RECORDS FOR THIS TASK |

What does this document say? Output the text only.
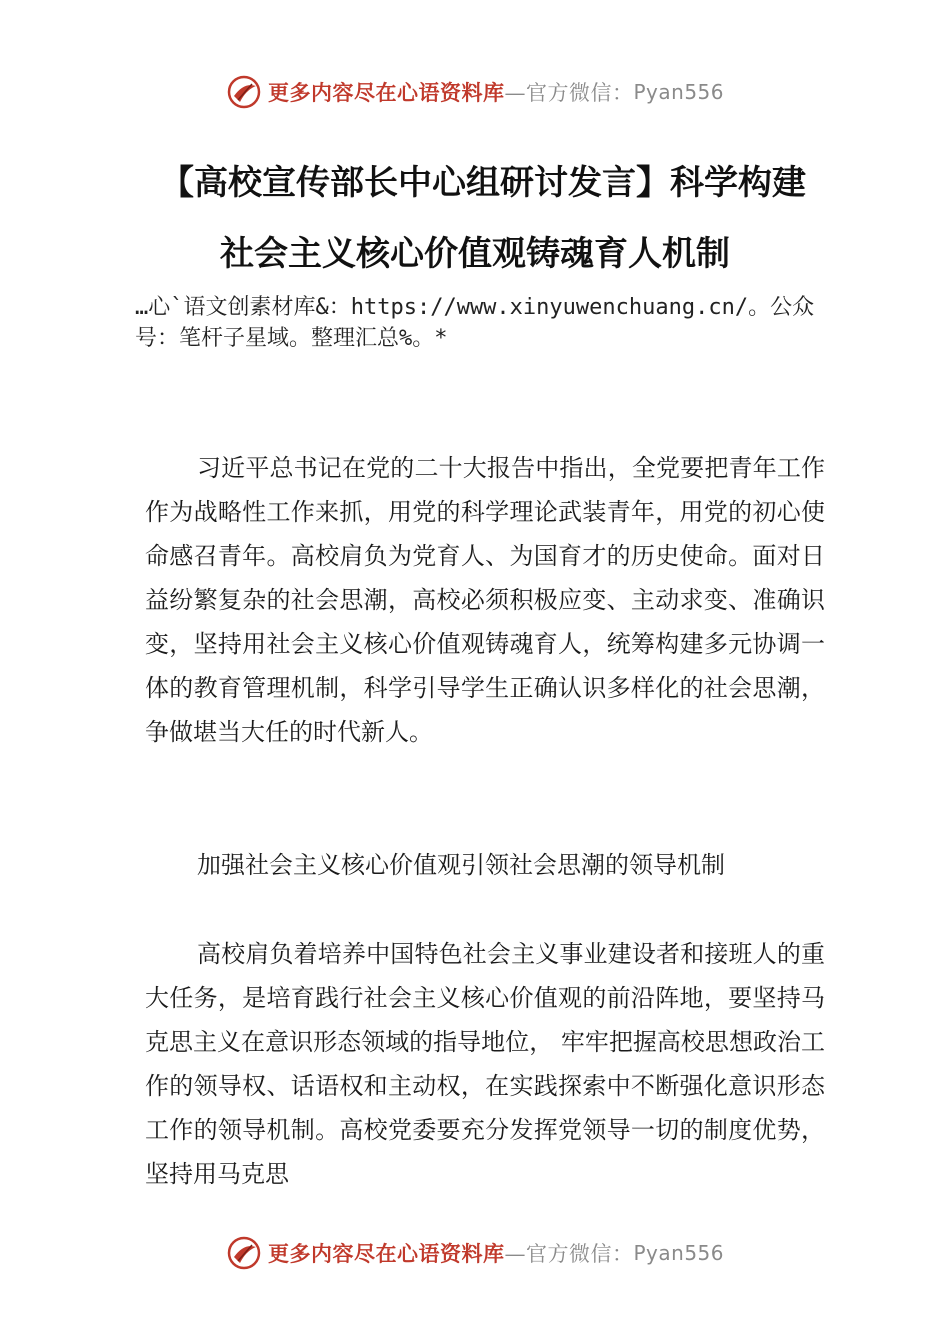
更多内容尽在心语资料库 —官方微信： Pyan556
【高校宣传部长中心组研讨发言】科学构建
社会主义核心价值观铸魂育人机制
…心`语文创素材库&：https://www.xinyuwenchuang.cn/。公众号：笔杆子星域。整理汇总%。*
习近平总书记在党的二十大报告中指出，全党要把青年工作作为战略性工作来抓，用党的科学理论武装青年，用党的初心使命感召青年。高校肩负为党育人、为国育才的历史使命。面对日益纷繁复杂的社会思潮，高校必须积极应变、主动求变、准确识变，坚持用社会主义核心价值观铸魂育人，统筹构建多元协调一体的教育管理机制，科学引导学生正确认识多样化的社会思潮，争做堪当大任的时代新人。
加强社会主义核心价值观引领社会思潮的领导机制
高校肩负着培养中国特色社会主义事业建设者和接班人的重大任务，是培育践行社会主义核心价值观的前沿阵地，要坚持马克思主义在意识形态领域的指导地位， 牢牢把握高校思想政治工作的领导权、话语权和主动权，在实践探索中不断强化意识形态工作的领导机制。高校党委要充分发挥党领导一切的制度优势，坚持用马克思
更多内容尽在心语资料库 —官方微信： Pyan556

WHAT YOU NEED TO DO | Using the data above, write out every line exactly, leaving the images behind.

COMPLETE OUTPUT |
What does this document say? Output the text only.
更多内容尽在心语资料库 —官方微信： Pyan556
【高校宣传部长中心组研讨发言】科学构建
社会主义核心价值观铸魂育人机制
…心`语文创素材库&：https://www.xinyuwenchuang.cn/。公众号：笔杆子星域。整理汇总%。*
习近平总书记在党的二十大报告中指出，全党要把青年工作作为战略性工作来抓，用党的科学理论武装青年，用党的初心使命感召青年。高校肩负为党育人、为国育才的历史使命。面对日益纷繁复杂的社会思潮，高校必须积极应变、主动求变、准确识变，坚持用社会主义核心价值观铸魂育人，统筹构建多元协调一体的教育管理机制，科学引导学生正确认识多样化的社会思潮，争做堪当大任的时代新人。
加强社会主义核心价值观引领社会思潮的领导机制
高校肩负着培养中国特色社会主义事业建设者和接班人的重大任务，是培育践行社会主义核心价值观的前沿阵地，要坚持马克思主义在意识形态领域的指导地位， 牢牢把握高校思想政治工作的领导权、话语权和主动权，在实践探索中不断强化意识形态工作的领导机制。高校党委要充分发挥党领导一切的制度优势，坚持用马克思
更多内容尽在心语资料库 —官方微信： Pyan556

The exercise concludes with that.